> [Exercise instructions]
a) Output the stretch of the grinding stone evaluation text from "(1) Conventional Grinder" through "grinding wheel behavior.", copied word for word.
b) In the grinding stone evaluation text, what feed rate is given for the conventional grinder type of tester?
c) Extend the grinding stone evaluation text, picking up right after its last sentence.

> [Source document]
-----

Grinding Stone Performance Evaluation Method
Grinding Stone Performance Evaluation Method
The most crucial aspect of the grinding stone development process lies in evaluating and verifying its performance (including size and accuracy, dynamic/static balance, rotational strength, load-bearing capacity, grinding performance, etc.), thereby guiding the optimized design of its formulation, process, and structure. Among these factors, the grinding performance of the grinding stone serves as a tangible representation of its operational efficacy, garnering significant attention from researchers. Currently, grinding stone performance verification equipment can be categorized into six types based on differences in the relative action forms between the grinding stone and rail: 1) traditional grinding machine type; 2) stationary block rail type; 3) linear rail feed type; 4) circular rail horizontal rotary feed type; 5) high-speed rail grinding stand; and 6) real rail grinding test line.
(1) Conventional Grinder Type. Uhlmann et al. [1] investigated the impact of grinding parameters on the surface quality (hardness, roughness, white layer thickness) of rails using a surface grinder depicted in Figure 1. Wu et al. [2] verified that a slotted grinding stone enhances the surface quality of the rail after grinding using a similar device. This type of grinding tester is characterized by a high grinding stone line speed (up to 30-50 m/s) but a low feed rate (8-16 m/min) [2]; simultaneously, the grinding pressure is non-adjustable. Consequently, this tester cannot simulate actual rail grinding operations and can only provide a reference for studying grinding wheel behavior.

-----

> [Items]
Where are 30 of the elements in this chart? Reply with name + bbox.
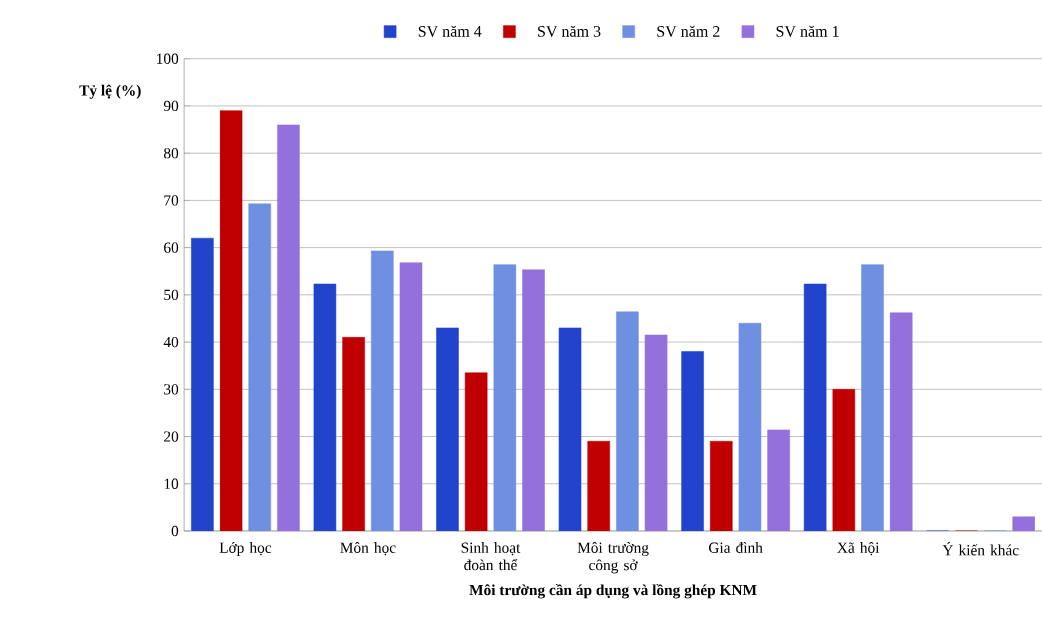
x-tick-label: Gia đình <box>708 541 763 553</box>
bar <box>436 327 459 531</box>
y-tick-label: 100 <box>157 53 179 64</box>
legend-label: SV năm 2 <box>657 25 720 37</box>
y-tick-label: 0 <box>171 525 179 536</box>
bar <box>681 351 704 531</box>
y-tick-label: 90 <box>163 100 179 111</box>
x-tick-label: Môi trường công sở <box>577 541 649 574</box>
y-tick-label: 70 <box>164 195 179 206</box>
bar <box>313 283 337 531</box>
x-tick-label: Môn học <box>340 541 396 556</box>
y-tick-label: 80 <box>163 147 179 159</box>
x-tick-label: Ý kiến khác <box>942 541 1019 556</box>
x-tick-label: Xã hội <box>837 541 880 556</box>
bar <box>558 327 582 531</box>
y-tick-label: 60 <box>164 242 179 253</box>
x-tick-label: Lớp học <box>219 541 272 556</box>
bar <box>803 283 827 531</box>
legend-label: SV năm 3 <box>538 25 601 37</box>
y-tick-label: 50 <box>164 289 179 300</box>
y-axis-title: Tỷ lệ (%) <box>79 84 141 99</box>
y-tick-label: 20 <box>164 431 179 442</box>
y-tick-label: 40 <box>163 336 179 348</box>
legend-label: SV năm 4 <box>418 25 482 37</box>
x-axis-title: Môi trường cần áp dụng và lồng ghép KNM <box>469 583 757 599</box>
legend-label: SV năm 1 <box>776 25 839 37</box>
x-tick-label: Sinh hoạt đoàn thể <box>461 541 521 571</box>
bar <box>191 237 214 531</box>
y-tick-label: 30 <box>164 383 179 395</box>
y-tick-label: 10 <box>164 478 179 489</box>
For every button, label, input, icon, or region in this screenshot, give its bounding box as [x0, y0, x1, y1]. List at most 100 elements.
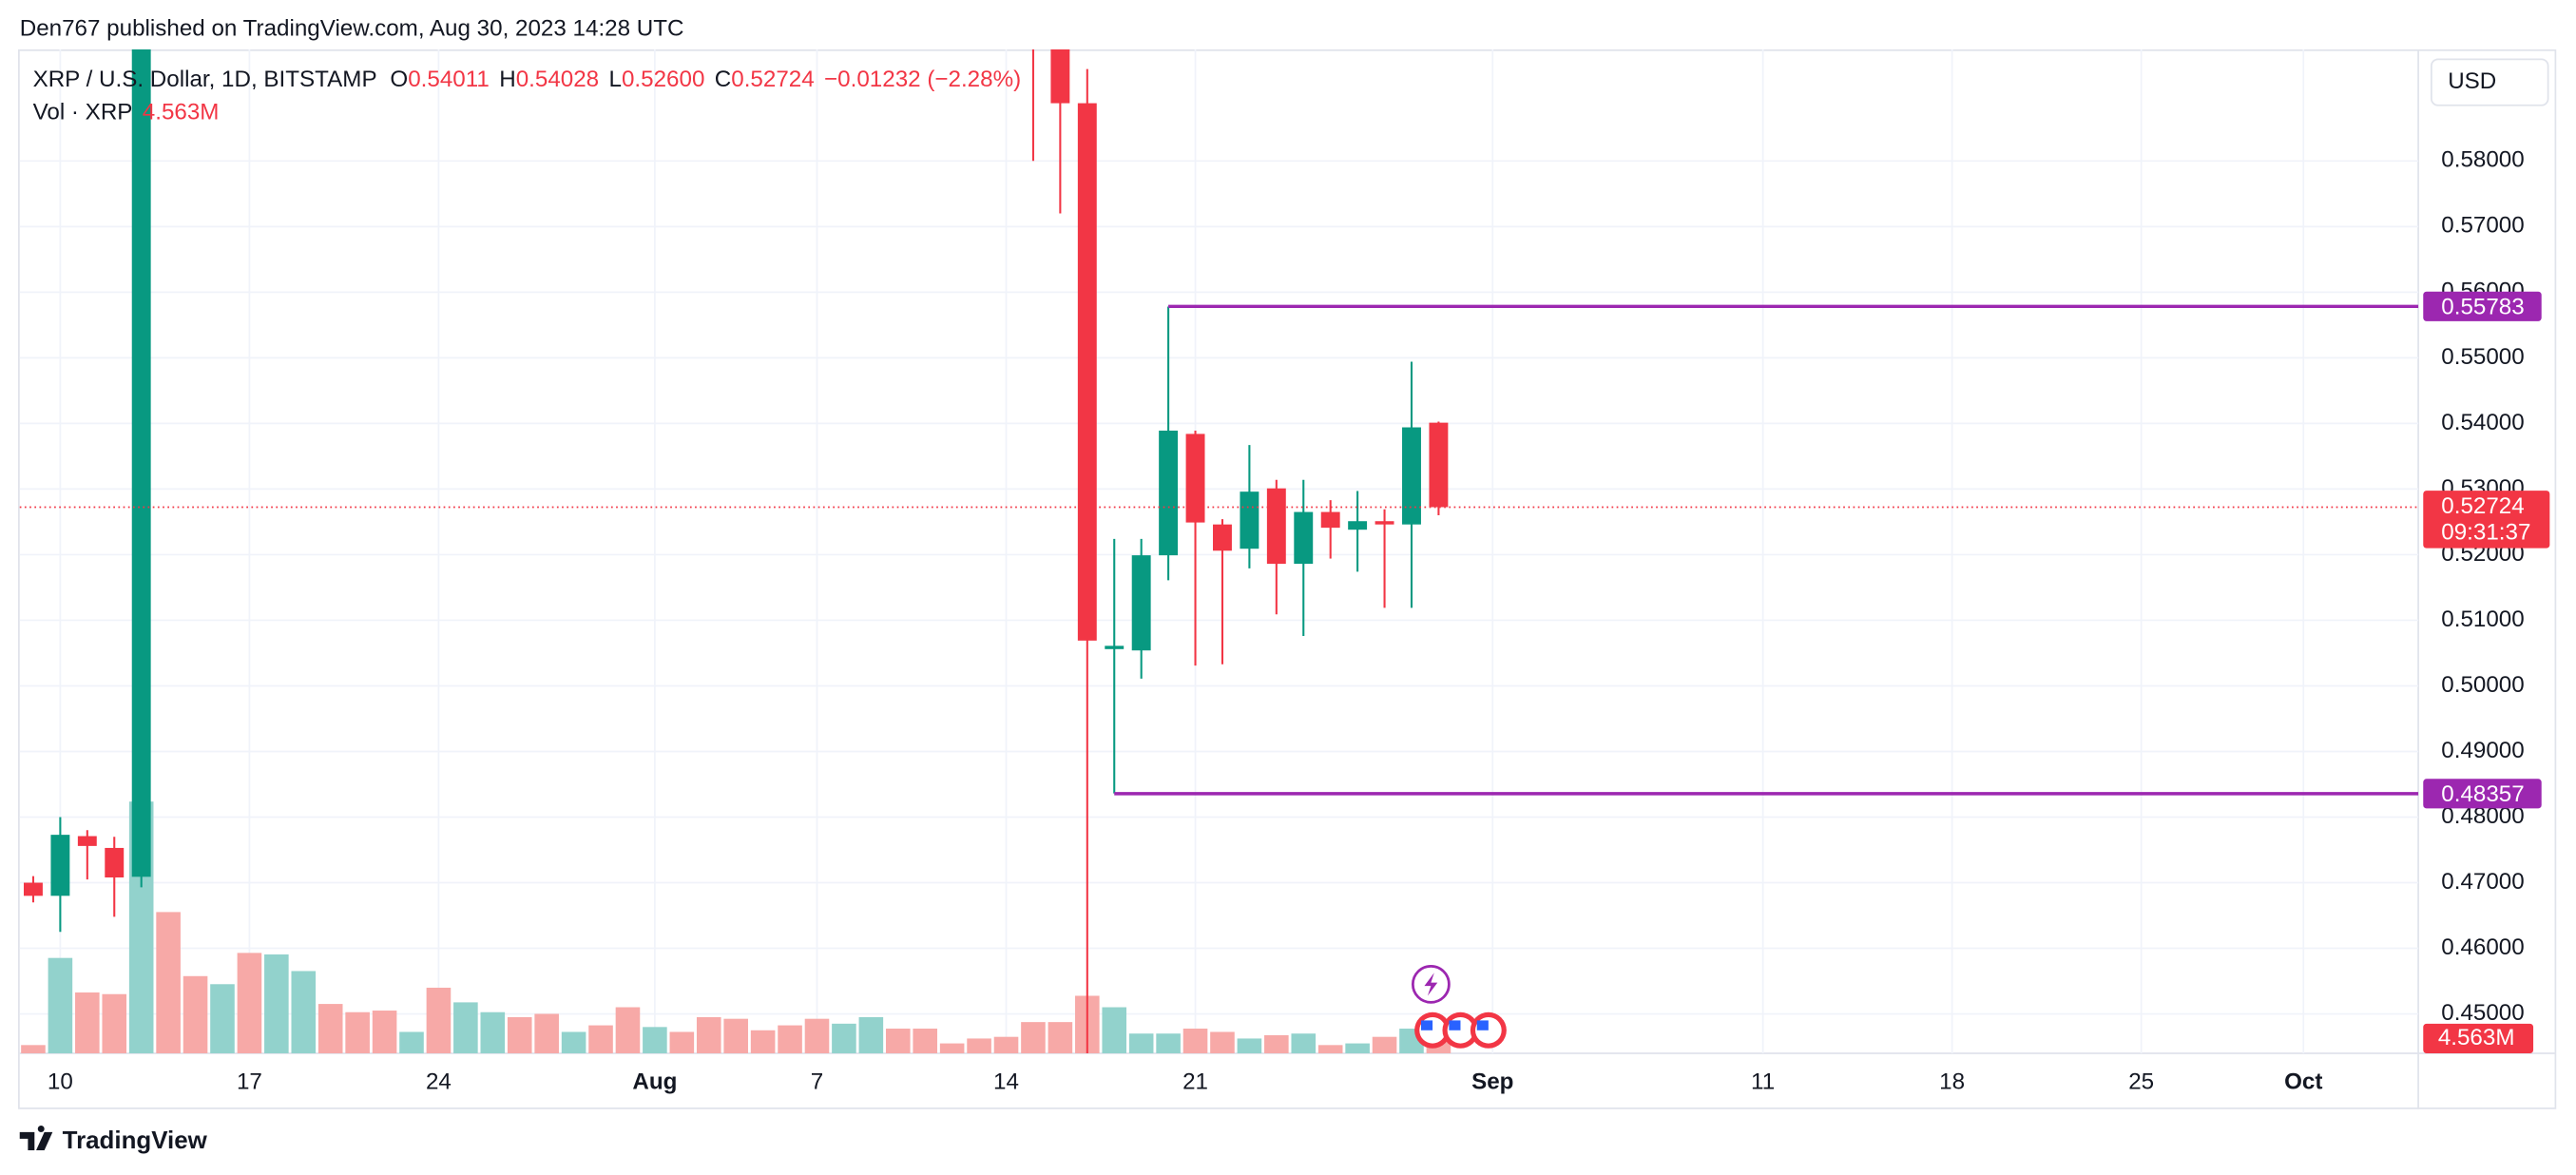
candle-body	[1348, 521, 1368, 530]
volume-bar	[750, 1030, 776, 1053]
candle-body	[1402, 427, 1421, 525]
price-level-tag	[2423, 291, 2542, 321]
price-level-label: 0.48357	[2441, 781, 2524, 807]
volume-bar	[1291, 1033, 1317, 1053]
current-price-tag	[2423, 491, 2550, 549]
volume-bar	[832, 1023, 856, 1053]
x-tick-label: 18	[1939, 1069, 1965, 1094]
y-tick-label: 0.54000	[2441, 410, 2524, 435]
candle-body	[1375, 521, 1394, 525]
volume-bar	[696, 1016, 721, 1053]
volume-bar	[156, 912, 181, 1053]
x-tick-label: 14	[993, 1069, 1019, 1094]
legend-change: −0.01232 (−2.28%)	[824, 67, 1021, 92]
currency-button[interactable]: USD	[2431, 58, 2549, 106]
volume-bar	[615, 1007, 641, 1053]
y-tick-label: 0.49000	[2441, 738, 2524, 763]
x-tick-label: 17	[237, 1069, 262, 1094]
legend-key: C	[715, 67, 731, 92]
countdown-label: 09:31:37	[2441, 520, 2530, 546]
current-price-label: 0.52724	[2441, 493, 2524, 519]
y-tick-label: 0.47000	[2441, 869, 2524, 895]
volume-bar	[913, 1029, 938, 1053]
volume-bar	[1182, 1029, 1208, 1053]
legend-value: 0.52600	[622, 67, 704, 92]
volume-bar	[75, 992, 100, 1053]
flag-icon	[1476, 1020, 1489, 1031]
candle-body	[1320, 511, 1340, 529]
legend-symbol: XRP / U.S. Dollar, 1D, BITSTAMP	[33, 67, 377, 92]
y-tick-label: 0.58000	[2441, 147, 2524, 173]
legend-key: L	[609, 67, 622, 92]
candle-body	[1294, 511, 1314, 565]
x-tick-label: 24	[426, 1069, 452, 1094]
volume-bar	[1128, 1033, 1154, 1053]
lightning-icon	[1424, 973, 1438, 996]
candle-body	[24, 882, 43, 896]
legend-volume: Vol · XRP 4.563M	[33, 100, 220, 125]
candle-body	[1213, 524, 1232, 551]
candle-body	[77, 836, 97, 846]
volume-bar	[372, 1011, 397, 1053]
x-tick-label: Sep	[1471, 1069, 1513, 1094]
legend-value: 0.52724	[731, 67, 814, 92]
currency-label[interactable]: USD	[2448, 68, 2496, 94]
volume-bar	[102, 993, 127, 1053]
legend-volume-title: Vol · XRP	[33, 100, 133, 125]
volume-bar	[534, 1013, 559, 1053]
volume-bar	[858, 1016, 884, 1053]
volume-bar	[453, 1002, 478, 1053]
grid	[19, 48, 2419, 1053]
footer-logo: TradingView	[19, 1126, 208, 1154]
event-icons	[1411, 964, 1507, 1049]
candle-body	[1159, 430, 1179, 556]
volume-bar	[993, 1036, 1019, 1053]
candle-body	[1105, 645, 1125, 649]
x-tick-label: 21	[1182, 1069, 1208, 1094]
flag-icon	[1449, 1020, 1461, 1031]
volume-bar	[967, 1038, 991, 1053]
volume-bar	[1264, 1034, 1289, 1053]
currency-box[interactable]	[2431, 58, 2549, 106]
candle-body	[1429, 422, 1449, 508]
volume-bar	[1102, 1007, 1127, 1053]
x-tick-label: 25	[2128, 1069, 2154, 1094]
legend-key: O	[390, 67, 408, 92]
volume-bar	[1021, 1022, 1046, 1053]
candle-body	[1077, 103, 1097, 641]
volume-bar	[345, 1011, 370, 1053]
flag-icon	[1420, 1020, 1433, 1031]
legend-volume-value: 4.563M	[143, 100, 220, 125]
volume-bar	[669, 1031, 695, 1053]
y-tick-label: 0.45000	[2441, 1000, 2524, 1026]
volume-bar	[1317, 1045, 1343, 1053]
y-tick-label: 0.55000	[2441, 344, 2524, 370]
volume-bar	[1372, 1036, 1397, 1053]
volume-bar	[1156, 1033, 1181, 1053]
volume-bar	[21, 1045, 46, 1053]
chart-frame	[18, 48, 2557, 1109]
volume-bar	[399, 1031, 424, 1053]
volume-bar	[48, 957, 73, 1053]
volume-tag-label: 4.563M	[2438, 1025, 2515, 1050]
candle-body	[1240, 491, 1259, 549]
volume-bar	[1237, 1038, 1262, 1053]
candle-body	[1185, 433, 1205, 523]
volume-bar	[1345, 1043, 1370, 1053]
price-level-label: 0.55783	[2441, 294, 2524, 319]
volume-bar	[588, 1025, 613, 1053]
x-tick-label: 11	[1751, 1069, 1775, 1094]
x-tick-label: 10	[48, 1069, 73, 1094]
footer-text: TradingView	[63, 1127, 208, 1154]
volume-bar	[778, 1025, 802, 1053]
x-tick-label: 7	[811, 1069, 823, 1094]
volume-bar	[1048, 1022, 1073, 1053]
legend-key: H	[499, 67, 515, 92]
volume-bar	[723, 1018, 748, 1053]
volume-bar	[264, 953, 289, 1053]
candle-body	[1050, 48, 1070, 104]
legend-line: XRP / U.S. Dollar, 1D, BITSTAMP O0.54011 H…	[33, 67, 1022, 92]
y-tick-label: 0.57000	[2441, 213, 2524, 239]
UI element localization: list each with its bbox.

-----

> [In response]
a)
(1) Conventional Grinder Type. Uhlmann et al. [1] investigated the impact of grinding parameters on the surface quality (hardness, roughness, white layer thickness) of rails using a surface grinder depicted in Figure 1. Wu et al. [2] verified that a slotted grinding stone enhances the surface quality of the rail after grinding using a similar device. This type of grinding tester is characterized by a high grinding stone line speed (up to 30-50 m/s) but a low feed rate (8-16 m/min) [2]; simultaneously, the grinding pressure is non-adjustable. Consequently, this tester cannot simulate actual rail grinding operations and can only provide a reference for studying grinding wheel behavior.

b) 8-16 m/min

c)
Fig.1 Surface grinding machine testing machine[1]
(2) Stationary Block Rail Type. Based on the field operation mode of grinding stones for rail grinding, numerous scholars connected the motor to the grinding stone and utilized the end face of the grinding stone to grind the rail workpiece. Kanematsu et al. [3] verified the grinding performance of various grinding stones using the rail grinding tester shown in Figure 2. Gu et al. [4] modified a grinding tester with a similar structure using a friction experimental tester to study the grinding performance of grinding stones with different abrasive grain sizes. This type of testing machine can better simulate the rotational speed of the grinding stone, grinding pressure, and other parameters but cannot achieve the grinding feed movement. Prolonged grinding of a local rail area will elevate the interface temperature due to grinding heat, leading to performance degradation of resin-bonded grinding stones at high temperatures and decreased abrasive holding power. Additionally, under the influence of grinding heat, the rail is prone to burning. Therefore, the experimental process of this type of testing machine must fully consider the interference of grinding temperature on the experimental results.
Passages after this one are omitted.